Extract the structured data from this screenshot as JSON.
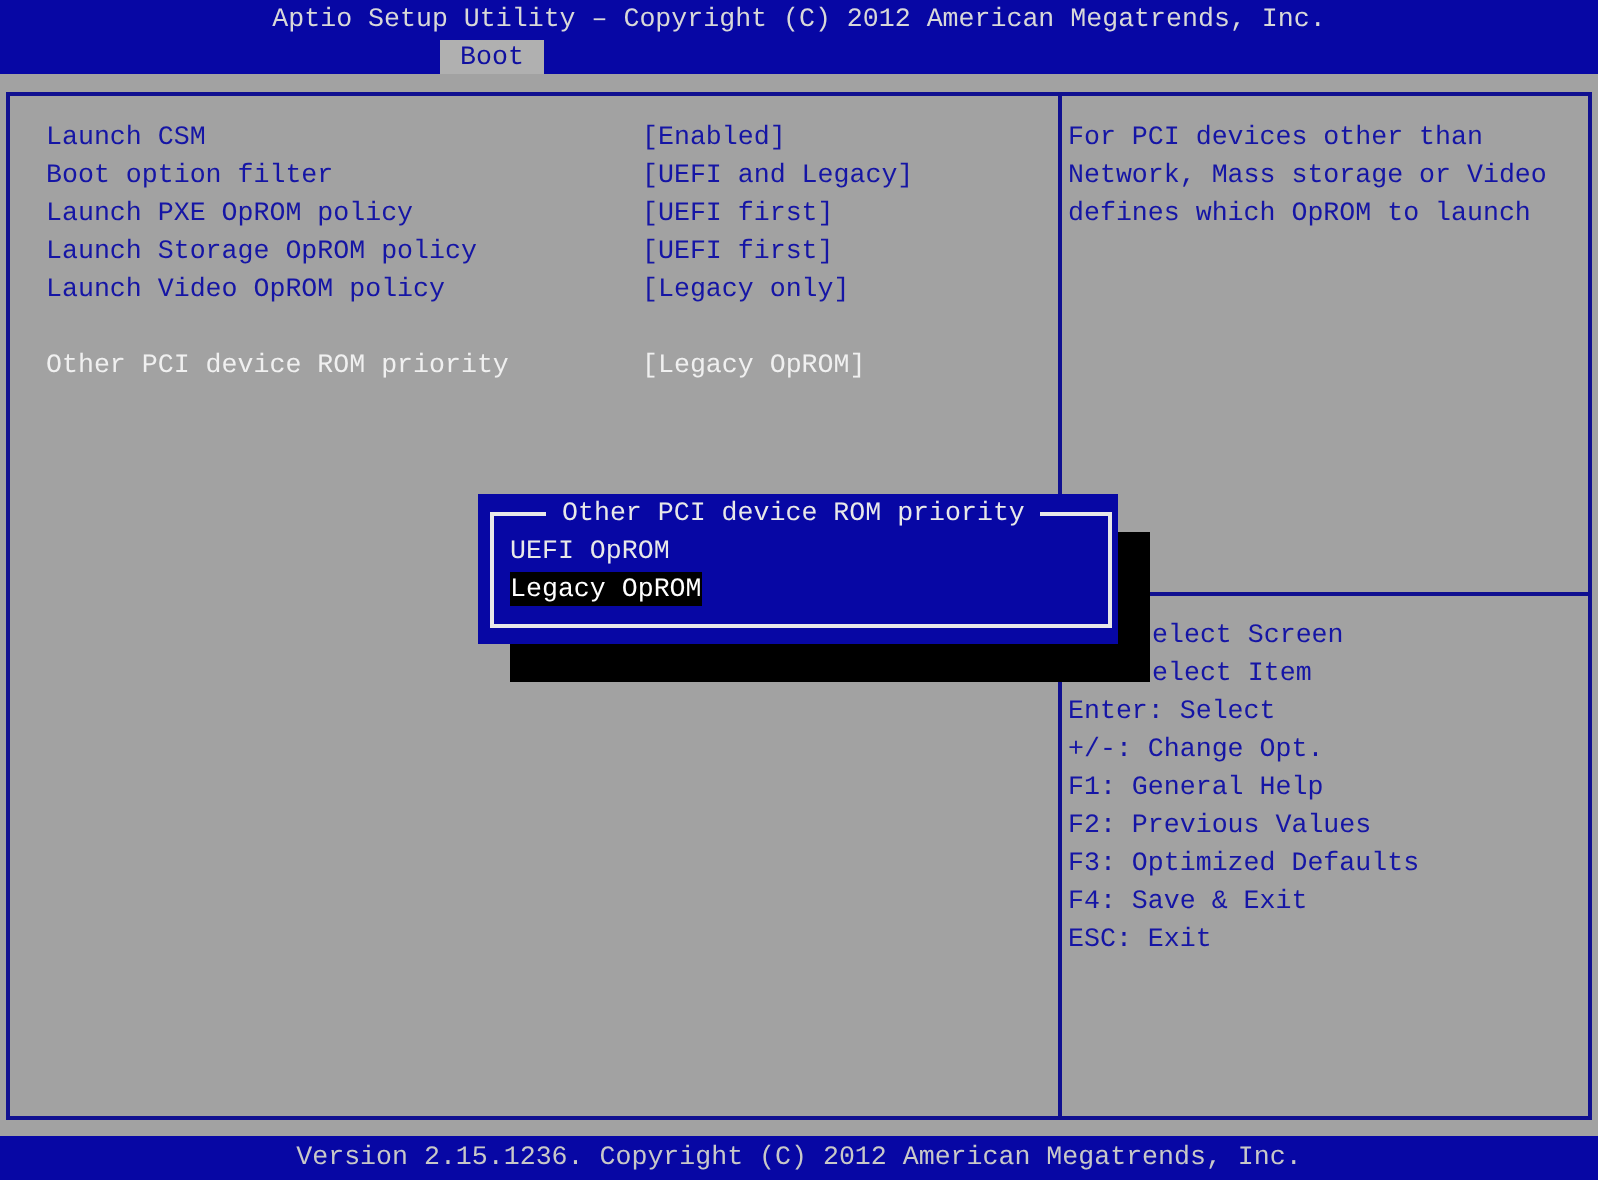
{
  "header": {
    "title": "Aptio Setup Utility – Copyright (C) 2012 American Megatrends, Inc.",
    "tabs": [
      {
        "label": "Boot",
        "selected": true
      }
    ]
  },
  "setting_groups": [
    [
      {
        "label": "Launch CSM",
        "value": "[Enabled]",
        "selected": false
      },
      {
        "label": "Boot option filter",
        "value": "[UEFI and Legacy]",
        "selected": false
      },
      {
        "label": "Launch PXE OpROM policy",
        "value": "[UEFI first]",
        "selected": false
      },
      {
        "label": "Launch Storage OpROM policy",
        "value": "[UEFI first]",
        "selected": false
      },
      {
        "label": "Launch Video OpROM policy",
        "value": "[Legacy only]",
        "selected": false
      }
    ],
    [
      {
        "label": "Other PCI device ROM priority",
        "value": "[Legacy OpROM]",
        "selected": true
      }
    ]
  ],
  "description": [
    "For PCI devices other than",
    "Network, Mass storage or Video",
    "defines which OpROM to launch"
  ],
  "help_partly_hidden": [
    "elect Screen",
    "elect Item"
  ],
  "help": [
    "Enter: Select",
    "+/-: Change Opt.",
    "F1: General Help",
    "F2: Previous Values",
    "F3: Optimized Defaults",
    "F4: Save & Exit",
    "ESC: Exit"
  ],
  "popup": {
    "title": "Other PCI device ROM priority",
    "options": [
      {
        "label": "UEFI OpROM",
        "selected": false
      },
      {
        "label": "Legacy OpROM",
        "selected": true
      }
    ]
  },
  "footer": "Version 2.15.1236. Copyright (C) 2012 American Megatrends, Inc."
}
+ + +
* Do this:
Leave out the pictures and print every line of the data exactly.

* Reply:
Extract the structured data from this screenshot as JSON.
{
  "header": {
    "title": "Aptio Setup Utility – Copyright (C) 2012 American Megatrends, Inc.",
    "tabs": [
      {
        "label": "Boot",
        "selected": true
      }
    ]
  },
  "setting_groups": [
    [
      {
        "label": "Launch CSM",
        "value": "[Enabled]",
        "selected": false
      },
      {
        "label": "Boot option filter",
        "value": "[UEFI and Legacy]",
        "selected": false
      },
      {
        "label": "Launch PXE OpROM policy",
        "value": "[UEFI first]",
        "selected": false
      },
      {
        "label": "Launch Storage OpROM policy",
        "value": "[UEFI first]",
        "selected": false
      },
      {
        "label": "Launch Video OpROM policy",
        "value": "[Legacy only]",
        "selected": false
      }
    ],
    [
      {
        "label": "Other PCI device ROM priority",
        "value": "[Legacy OpROM]",
        "selected": true
      }
    ]
  ],
  "description": [
    "For PCI devices other than",
    "Network, Mass storage or Video",
    "defines which OpROM to launch"
  ],
  "help_partly_hidden": [
    "elect Screen",
    "elect Item"
  ],
  "help": [
    "Enter: Select",
    "+/-: Change Opt.",
    "F1: General Help",
    "F2: Previous Values",
    "F3: Optimized Defaults",
    "F4: Save & Exit",
    "ESC: Exit"
  ],
  "popup": {
    "title": "Other PCI device ROM priority",
    "options": [
      {
        "label": "UEFI OpROM",
        "selected": false
      },
      {
        "label": "Legacy OpROM",
        "selected": true
      }
    ]
  },
  "footer": "Version 2.15.1236. Copyright (C) 2012 American Megatrends, Inc."
}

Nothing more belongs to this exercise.